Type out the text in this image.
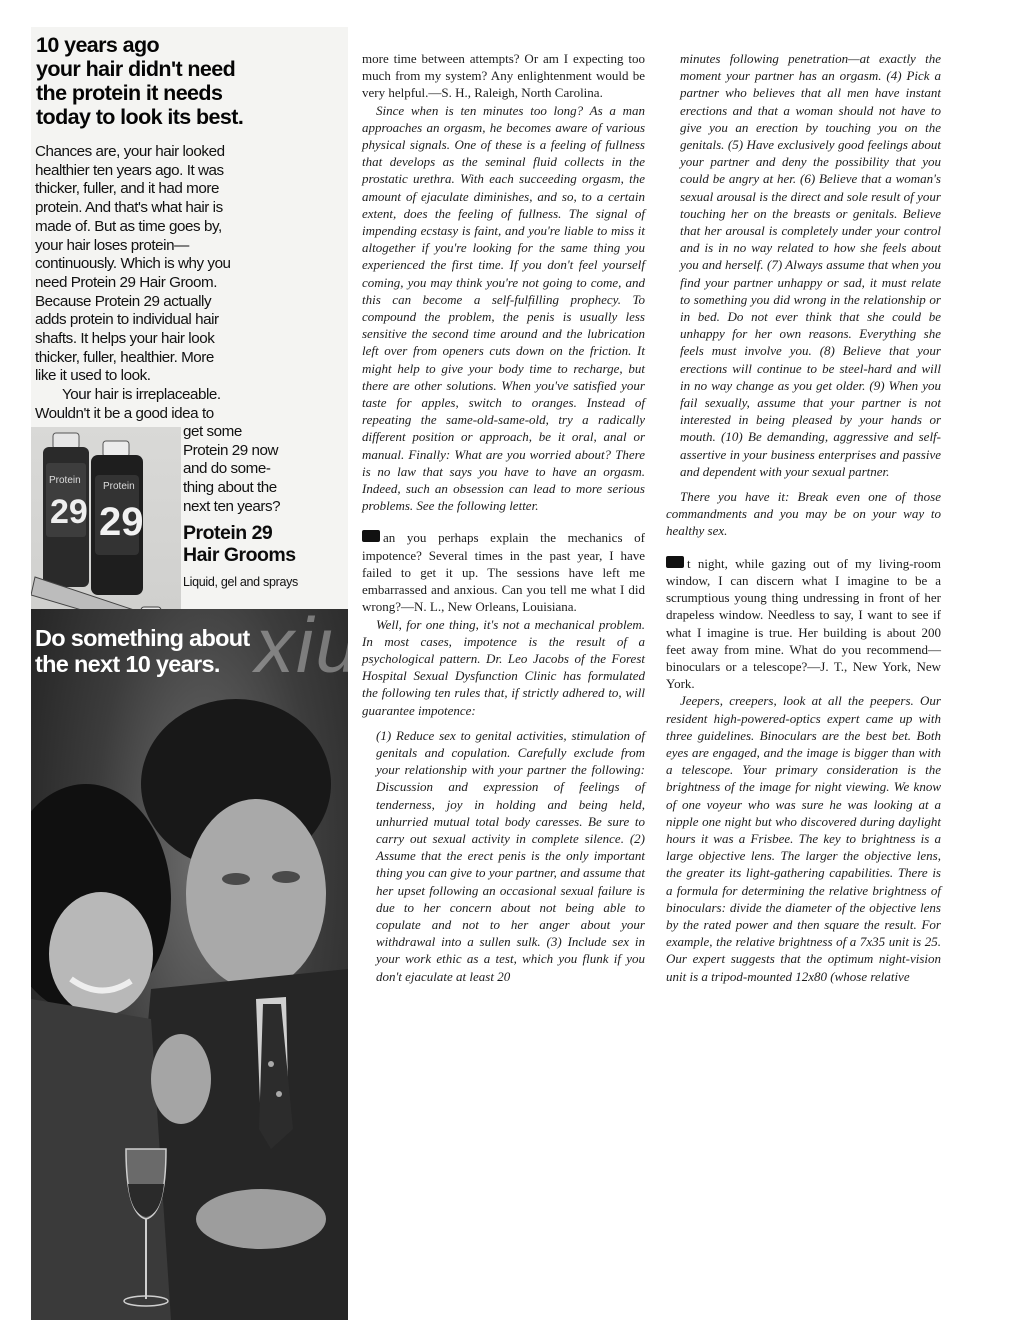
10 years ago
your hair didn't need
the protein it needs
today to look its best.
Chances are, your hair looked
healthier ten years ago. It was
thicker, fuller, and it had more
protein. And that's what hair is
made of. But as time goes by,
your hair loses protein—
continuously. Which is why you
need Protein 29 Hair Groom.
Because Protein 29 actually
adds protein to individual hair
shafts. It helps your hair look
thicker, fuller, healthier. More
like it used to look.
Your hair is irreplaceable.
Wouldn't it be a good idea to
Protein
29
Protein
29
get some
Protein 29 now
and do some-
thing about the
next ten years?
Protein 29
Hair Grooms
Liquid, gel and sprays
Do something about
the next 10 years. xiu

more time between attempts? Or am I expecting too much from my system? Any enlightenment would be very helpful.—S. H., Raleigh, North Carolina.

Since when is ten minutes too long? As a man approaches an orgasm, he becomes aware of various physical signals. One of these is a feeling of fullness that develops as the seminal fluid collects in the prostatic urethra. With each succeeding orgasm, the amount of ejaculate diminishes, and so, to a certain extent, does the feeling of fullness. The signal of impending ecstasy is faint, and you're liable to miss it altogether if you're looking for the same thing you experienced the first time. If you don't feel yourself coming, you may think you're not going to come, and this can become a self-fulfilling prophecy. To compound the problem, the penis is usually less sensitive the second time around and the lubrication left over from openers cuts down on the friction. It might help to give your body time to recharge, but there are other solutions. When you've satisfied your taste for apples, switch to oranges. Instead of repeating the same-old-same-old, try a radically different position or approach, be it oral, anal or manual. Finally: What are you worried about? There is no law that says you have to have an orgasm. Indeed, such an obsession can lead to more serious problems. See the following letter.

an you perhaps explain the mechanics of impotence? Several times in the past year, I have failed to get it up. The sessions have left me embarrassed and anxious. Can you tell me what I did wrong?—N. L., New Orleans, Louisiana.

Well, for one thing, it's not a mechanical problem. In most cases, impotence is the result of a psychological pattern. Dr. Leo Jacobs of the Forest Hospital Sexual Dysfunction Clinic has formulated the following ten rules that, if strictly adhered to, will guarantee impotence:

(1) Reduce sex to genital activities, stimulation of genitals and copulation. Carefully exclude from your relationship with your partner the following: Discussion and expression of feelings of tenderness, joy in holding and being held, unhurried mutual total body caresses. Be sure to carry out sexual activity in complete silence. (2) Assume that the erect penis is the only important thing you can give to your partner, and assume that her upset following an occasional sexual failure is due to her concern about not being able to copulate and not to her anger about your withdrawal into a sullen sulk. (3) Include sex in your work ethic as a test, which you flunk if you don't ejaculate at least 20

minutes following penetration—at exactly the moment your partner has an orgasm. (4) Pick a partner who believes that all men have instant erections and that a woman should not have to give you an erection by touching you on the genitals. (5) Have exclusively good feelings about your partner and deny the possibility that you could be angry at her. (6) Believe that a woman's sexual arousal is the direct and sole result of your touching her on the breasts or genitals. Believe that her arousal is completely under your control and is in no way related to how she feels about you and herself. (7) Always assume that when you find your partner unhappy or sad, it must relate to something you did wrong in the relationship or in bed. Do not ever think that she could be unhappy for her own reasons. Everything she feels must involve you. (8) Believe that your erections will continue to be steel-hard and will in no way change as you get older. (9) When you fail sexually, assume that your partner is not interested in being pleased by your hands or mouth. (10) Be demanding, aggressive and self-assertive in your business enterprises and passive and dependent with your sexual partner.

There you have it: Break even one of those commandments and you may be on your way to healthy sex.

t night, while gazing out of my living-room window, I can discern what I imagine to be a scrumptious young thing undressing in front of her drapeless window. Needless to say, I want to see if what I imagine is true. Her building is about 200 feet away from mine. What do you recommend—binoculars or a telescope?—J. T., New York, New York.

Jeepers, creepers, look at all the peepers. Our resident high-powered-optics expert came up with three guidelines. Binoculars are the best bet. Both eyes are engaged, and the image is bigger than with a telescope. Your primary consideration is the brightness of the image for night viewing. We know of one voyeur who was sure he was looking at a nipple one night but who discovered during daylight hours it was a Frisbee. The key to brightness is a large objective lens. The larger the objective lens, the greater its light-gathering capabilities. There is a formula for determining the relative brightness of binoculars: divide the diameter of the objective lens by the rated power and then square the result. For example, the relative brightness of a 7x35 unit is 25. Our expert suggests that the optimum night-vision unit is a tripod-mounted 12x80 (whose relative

———

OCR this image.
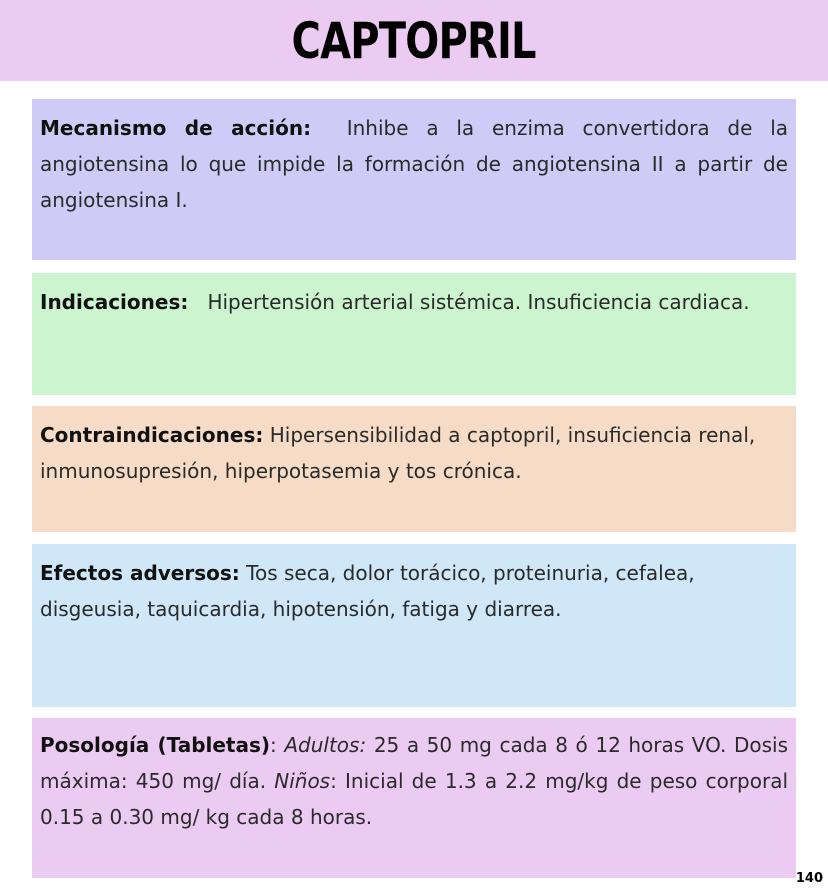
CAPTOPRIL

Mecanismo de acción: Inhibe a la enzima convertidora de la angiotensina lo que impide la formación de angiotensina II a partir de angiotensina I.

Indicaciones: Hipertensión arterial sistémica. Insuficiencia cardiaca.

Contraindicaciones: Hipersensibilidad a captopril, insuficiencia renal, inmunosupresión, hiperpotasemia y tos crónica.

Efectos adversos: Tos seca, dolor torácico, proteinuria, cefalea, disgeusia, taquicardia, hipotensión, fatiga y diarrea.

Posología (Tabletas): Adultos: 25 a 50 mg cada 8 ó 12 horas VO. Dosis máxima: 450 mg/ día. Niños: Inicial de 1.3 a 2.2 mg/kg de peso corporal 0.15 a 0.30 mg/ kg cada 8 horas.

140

———

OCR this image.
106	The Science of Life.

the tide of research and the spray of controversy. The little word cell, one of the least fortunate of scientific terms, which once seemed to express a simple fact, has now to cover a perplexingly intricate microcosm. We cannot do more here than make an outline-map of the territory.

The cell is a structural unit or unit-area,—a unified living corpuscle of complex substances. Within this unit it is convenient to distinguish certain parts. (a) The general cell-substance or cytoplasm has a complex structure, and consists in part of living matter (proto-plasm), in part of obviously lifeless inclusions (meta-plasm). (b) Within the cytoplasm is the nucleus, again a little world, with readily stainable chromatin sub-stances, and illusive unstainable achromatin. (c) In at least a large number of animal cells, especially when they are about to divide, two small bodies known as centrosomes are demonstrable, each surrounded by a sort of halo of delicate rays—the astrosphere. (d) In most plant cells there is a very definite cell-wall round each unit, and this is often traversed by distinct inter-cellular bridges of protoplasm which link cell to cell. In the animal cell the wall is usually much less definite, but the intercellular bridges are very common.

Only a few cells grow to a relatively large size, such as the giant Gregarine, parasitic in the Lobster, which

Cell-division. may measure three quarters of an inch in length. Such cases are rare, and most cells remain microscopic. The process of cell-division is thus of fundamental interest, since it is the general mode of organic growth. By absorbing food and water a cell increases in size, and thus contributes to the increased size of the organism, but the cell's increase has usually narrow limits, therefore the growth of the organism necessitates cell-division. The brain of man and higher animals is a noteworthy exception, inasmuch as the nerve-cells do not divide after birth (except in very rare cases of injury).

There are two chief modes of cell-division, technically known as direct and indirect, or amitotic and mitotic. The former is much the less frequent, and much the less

———

From the records above, copy every line that includes the word "healthier".

Result of the task:
healthier ten years ago. It was
thicker, fuller, healthier. More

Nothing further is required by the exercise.